> _Exercise directions_
Your task is to transcribe all the entries exactly, excluding pictures.

> _Items_
+ + + + + + +
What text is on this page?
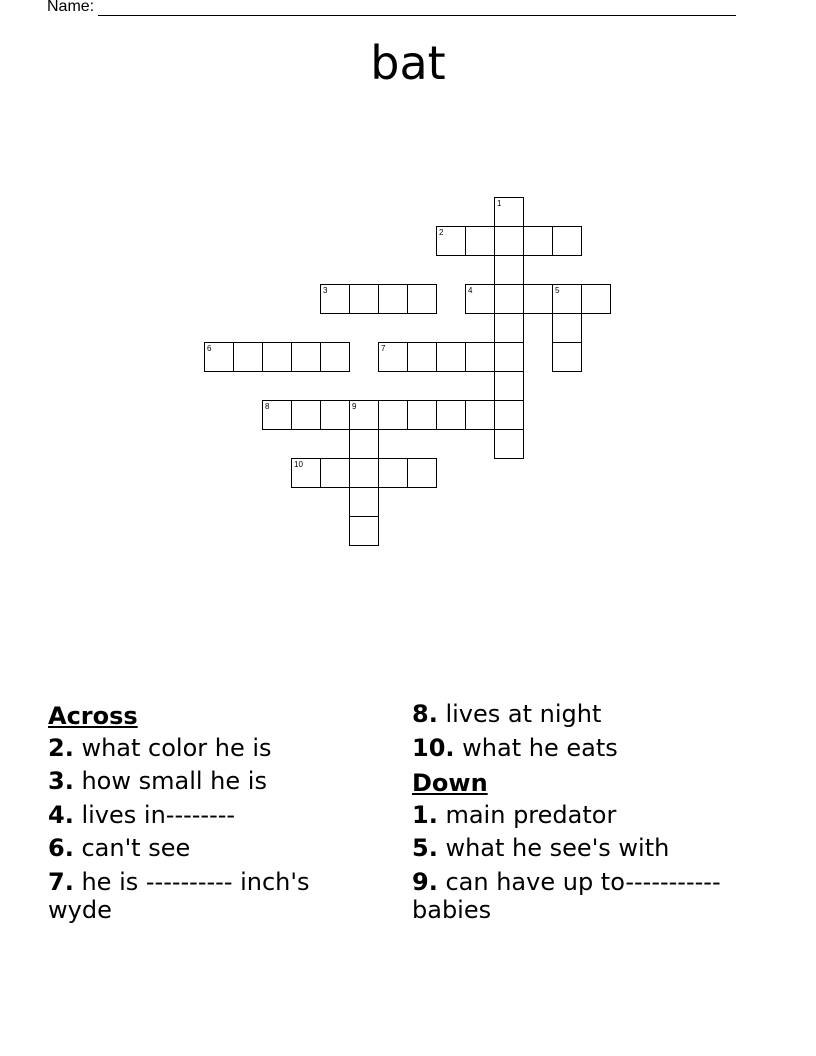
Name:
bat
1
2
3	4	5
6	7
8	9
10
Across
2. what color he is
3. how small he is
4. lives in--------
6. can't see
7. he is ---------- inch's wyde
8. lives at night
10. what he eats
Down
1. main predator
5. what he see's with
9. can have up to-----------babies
+ + + + + + +
> _Worked solution_
What text is on this page?
Name:
bat
1
2
3	4	5
6	7
8	9
10
Across
2. what color he is
3. how small he is
4. lives in--------
6. can't see
7. he is ---------- inch's wyde
8. lives at night
10. what he eats
Down
1. main predator
5. what he see's with
9. can have up to-----------babies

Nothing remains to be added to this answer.